**Written exercise**. In full and without alteration, give the listing again.

__________

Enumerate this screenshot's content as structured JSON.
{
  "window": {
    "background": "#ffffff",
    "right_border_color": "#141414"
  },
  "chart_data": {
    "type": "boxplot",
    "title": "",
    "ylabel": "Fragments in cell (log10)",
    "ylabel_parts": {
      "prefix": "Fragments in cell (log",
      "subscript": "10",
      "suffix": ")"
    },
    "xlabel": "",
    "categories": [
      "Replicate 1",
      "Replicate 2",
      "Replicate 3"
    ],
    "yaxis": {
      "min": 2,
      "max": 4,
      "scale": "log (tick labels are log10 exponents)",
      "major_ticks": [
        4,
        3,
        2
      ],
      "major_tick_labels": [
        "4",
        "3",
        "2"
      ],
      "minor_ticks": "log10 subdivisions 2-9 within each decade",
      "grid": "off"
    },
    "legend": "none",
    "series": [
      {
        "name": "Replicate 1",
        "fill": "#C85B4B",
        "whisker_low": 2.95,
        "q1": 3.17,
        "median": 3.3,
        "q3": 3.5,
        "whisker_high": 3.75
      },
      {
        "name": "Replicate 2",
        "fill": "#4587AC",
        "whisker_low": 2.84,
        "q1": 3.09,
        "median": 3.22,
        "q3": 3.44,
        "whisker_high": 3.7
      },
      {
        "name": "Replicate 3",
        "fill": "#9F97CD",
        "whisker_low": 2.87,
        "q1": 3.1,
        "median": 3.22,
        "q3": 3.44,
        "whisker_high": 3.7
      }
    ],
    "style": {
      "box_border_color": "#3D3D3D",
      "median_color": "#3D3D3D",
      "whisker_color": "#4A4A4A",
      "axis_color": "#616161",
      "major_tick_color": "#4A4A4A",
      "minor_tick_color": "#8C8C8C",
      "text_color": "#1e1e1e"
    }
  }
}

__________

**Answer in full**.
Enumerate this screenshot's content as structured JSON.
{
  "window": {
    "background": "#ffffff",
    "right_border_color": "#141414"
  },
  "chart_data": {
    "type": "boxplot",
    "title": "",
    "ylabel": "Fragments in cell (log10)",
    "ylabel_parts": {
      "prefix": "Fragments in cell (log",
      "subscript": "10",
      "suffix": ")"
    },
    "xlabel": "",
    "categories": [
      "Replicate 1",
      "Replicate 2",
      "Replicate 3"
    ],
    "yaxis": {
      "min": 2,
      "max": 4,
      "scale": "log (tick labels are log10 exponents)",
      "major_ticks": [
        4,
        3,
        2
      ],
      "major_tick_labels": [
        "4",
        "3",
        "2"
      ],
      "minor_ticks": "log10 subdivisions 2-9 within each decade",
      "grid": "off"
    },
    "legend": "none",
    "series": [
      {
        "name": "Replicate 1",
        "fill": "#C85B4B",
        "whisker_low": 2.95,
        "q1": 3.17,
        "median": 3.3,
        "q3": 3.5,
        "whisker_high": 3.75
      },
      {
        "name": "Replicate 2",
        "fill": "#4587AC",
        "whisker_low": 2.84,
        "q1": 3.09,
        "median": 3.22,
        "q3": 3.44,
        "whisker_high": 3.7
      },
      {
        "name": "Replicate 3",
        "fill": "#9F97CD",
        "whisker_low": 2.87,
        "q1": 3.1,
        "median": 3.22,
        "q3": 3.44,
        "whisker_high": 3.7
      }
    ],
    "style": {
      "box_border_color": "#3D3D3D",
      "median_color": "#3D3D3D",
      "whisker_color": "#4A4A4A",
      "axis_color": "#616161",
      "major_tick_color": "#4A4A4A",
      "minor_tick_color": "#8C8C8C",
      "text_color": "#1e1e1e"
    }
  }
}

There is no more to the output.